TASK BRIEF: Hunt for the word "structured" across the entries below, copying each line that holds it.

(Records excerpted from a collection)
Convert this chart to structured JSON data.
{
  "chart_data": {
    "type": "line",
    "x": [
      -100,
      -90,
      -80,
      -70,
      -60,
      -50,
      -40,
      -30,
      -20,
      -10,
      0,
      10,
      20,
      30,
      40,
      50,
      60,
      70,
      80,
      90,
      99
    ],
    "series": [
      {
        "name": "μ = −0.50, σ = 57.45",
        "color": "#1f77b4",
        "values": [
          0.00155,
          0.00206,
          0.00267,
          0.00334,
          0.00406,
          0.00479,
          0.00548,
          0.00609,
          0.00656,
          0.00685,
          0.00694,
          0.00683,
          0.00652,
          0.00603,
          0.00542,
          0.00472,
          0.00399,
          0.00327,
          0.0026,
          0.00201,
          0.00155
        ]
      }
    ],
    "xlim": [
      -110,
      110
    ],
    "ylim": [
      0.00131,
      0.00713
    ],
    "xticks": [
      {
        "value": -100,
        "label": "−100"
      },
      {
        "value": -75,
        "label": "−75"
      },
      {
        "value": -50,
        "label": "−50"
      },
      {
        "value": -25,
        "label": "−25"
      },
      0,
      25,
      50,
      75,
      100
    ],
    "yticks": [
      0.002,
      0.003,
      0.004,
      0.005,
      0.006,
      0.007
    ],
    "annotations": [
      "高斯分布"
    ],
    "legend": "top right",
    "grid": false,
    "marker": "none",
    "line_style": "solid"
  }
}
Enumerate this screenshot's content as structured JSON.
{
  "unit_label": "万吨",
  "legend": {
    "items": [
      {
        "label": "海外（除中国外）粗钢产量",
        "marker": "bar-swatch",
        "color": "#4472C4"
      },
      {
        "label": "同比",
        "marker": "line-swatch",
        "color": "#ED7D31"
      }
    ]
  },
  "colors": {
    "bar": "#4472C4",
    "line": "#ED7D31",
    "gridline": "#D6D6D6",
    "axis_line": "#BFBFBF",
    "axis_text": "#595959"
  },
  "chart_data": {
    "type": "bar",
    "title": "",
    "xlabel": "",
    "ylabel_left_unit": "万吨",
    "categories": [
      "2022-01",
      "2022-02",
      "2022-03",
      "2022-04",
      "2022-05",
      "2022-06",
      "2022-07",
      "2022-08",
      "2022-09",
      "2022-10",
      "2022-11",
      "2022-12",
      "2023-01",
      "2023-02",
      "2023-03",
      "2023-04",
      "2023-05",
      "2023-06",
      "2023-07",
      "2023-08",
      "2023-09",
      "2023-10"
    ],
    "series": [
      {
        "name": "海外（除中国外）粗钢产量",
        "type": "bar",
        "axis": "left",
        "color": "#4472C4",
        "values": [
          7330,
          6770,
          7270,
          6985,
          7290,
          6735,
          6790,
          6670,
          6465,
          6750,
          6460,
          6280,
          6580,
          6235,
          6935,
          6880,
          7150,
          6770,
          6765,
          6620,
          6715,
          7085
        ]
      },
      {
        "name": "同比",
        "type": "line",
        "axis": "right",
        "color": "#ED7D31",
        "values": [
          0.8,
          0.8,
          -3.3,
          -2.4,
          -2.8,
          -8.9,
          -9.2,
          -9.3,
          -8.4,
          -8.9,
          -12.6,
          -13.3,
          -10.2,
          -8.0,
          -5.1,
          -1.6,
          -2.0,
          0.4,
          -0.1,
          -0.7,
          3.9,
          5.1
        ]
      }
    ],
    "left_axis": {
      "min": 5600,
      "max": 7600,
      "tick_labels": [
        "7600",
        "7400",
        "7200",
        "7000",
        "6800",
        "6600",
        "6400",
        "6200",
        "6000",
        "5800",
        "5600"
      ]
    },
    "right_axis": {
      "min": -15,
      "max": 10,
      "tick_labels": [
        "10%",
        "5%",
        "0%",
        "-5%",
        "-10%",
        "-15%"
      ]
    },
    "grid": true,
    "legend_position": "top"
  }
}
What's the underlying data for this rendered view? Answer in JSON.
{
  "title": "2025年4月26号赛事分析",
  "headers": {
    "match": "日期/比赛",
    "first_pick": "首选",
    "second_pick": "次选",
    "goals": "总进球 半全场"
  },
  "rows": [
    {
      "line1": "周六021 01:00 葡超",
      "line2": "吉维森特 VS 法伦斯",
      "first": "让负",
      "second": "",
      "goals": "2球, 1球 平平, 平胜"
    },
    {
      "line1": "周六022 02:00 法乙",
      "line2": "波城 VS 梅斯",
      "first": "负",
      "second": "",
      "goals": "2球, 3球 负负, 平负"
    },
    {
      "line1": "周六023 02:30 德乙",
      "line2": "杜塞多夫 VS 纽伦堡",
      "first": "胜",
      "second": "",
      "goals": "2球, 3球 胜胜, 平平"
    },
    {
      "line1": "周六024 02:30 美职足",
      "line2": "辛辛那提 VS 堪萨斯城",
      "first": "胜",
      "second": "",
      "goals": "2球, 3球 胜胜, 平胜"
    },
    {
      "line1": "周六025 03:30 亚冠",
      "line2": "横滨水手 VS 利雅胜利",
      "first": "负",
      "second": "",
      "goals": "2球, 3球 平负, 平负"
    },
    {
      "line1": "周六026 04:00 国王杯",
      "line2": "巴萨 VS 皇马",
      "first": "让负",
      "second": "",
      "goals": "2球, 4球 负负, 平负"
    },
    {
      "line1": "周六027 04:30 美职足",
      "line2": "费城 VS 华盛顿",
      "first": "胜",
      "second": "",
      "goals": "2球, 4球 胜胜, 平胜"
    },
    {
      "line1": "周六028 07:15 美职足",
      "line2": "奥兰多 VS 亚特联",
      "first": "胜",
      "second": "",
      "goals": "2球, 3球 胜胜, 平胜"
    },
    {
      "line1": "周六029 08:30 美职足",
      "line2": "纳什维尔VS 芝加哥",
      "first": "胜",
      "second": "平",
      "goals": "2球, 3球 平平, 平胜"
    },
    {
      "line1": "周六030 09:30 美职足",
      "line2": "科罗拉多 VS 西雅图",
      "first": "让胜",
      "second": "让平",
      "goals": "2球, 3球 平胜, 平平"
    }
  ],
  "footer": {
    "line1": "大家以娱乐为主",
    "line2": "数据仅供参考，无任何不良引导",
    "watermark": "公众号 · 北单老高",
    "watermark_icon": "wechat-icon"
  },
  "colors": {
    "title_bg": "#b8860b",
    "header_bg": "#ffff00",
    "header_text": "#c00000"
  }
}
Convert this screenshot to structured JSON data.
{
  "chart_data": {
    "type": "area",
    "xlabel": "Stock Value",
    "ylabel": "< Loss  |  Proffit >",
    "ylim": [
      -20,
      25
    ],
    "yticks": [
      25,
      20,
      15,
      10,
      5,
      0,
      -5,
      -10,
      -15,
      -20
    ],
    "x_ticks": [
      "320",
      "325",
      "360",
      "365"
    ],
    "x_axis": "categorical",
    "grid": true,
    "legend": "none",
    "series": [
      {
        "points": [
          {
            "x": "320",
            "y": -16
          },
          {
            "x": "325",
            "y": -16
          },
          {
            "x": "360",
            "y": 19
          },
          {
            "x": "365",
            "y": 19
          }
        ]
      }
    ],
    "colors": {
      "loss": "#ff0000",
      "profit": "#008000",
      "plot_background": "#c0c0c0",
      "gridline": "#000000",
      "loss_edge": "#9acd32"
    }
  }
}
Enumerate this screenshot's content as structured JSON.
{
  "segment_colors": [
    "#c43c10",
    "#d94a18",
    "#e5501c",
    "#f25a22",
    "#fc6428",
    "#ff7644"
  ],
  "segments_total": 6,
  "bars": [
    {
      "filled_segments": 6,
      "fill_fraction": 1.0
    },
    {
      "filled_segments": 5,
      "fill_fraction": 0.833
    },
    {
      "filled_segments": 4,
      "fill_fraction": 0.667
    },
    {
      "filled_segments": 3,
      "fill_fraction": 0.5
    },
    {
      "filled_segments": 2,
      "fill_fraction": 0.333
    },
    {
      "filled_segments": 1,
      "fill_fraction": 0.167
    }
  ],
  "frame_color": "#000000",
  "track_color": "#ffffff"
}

CORRECT RESULT:
Convert this chart to structured JSON data.
Enumerate this screenshot's content as structured JSON.
Convert this screenshot to structured JSON data.
Enumerate this screenshot's content as structured JSON.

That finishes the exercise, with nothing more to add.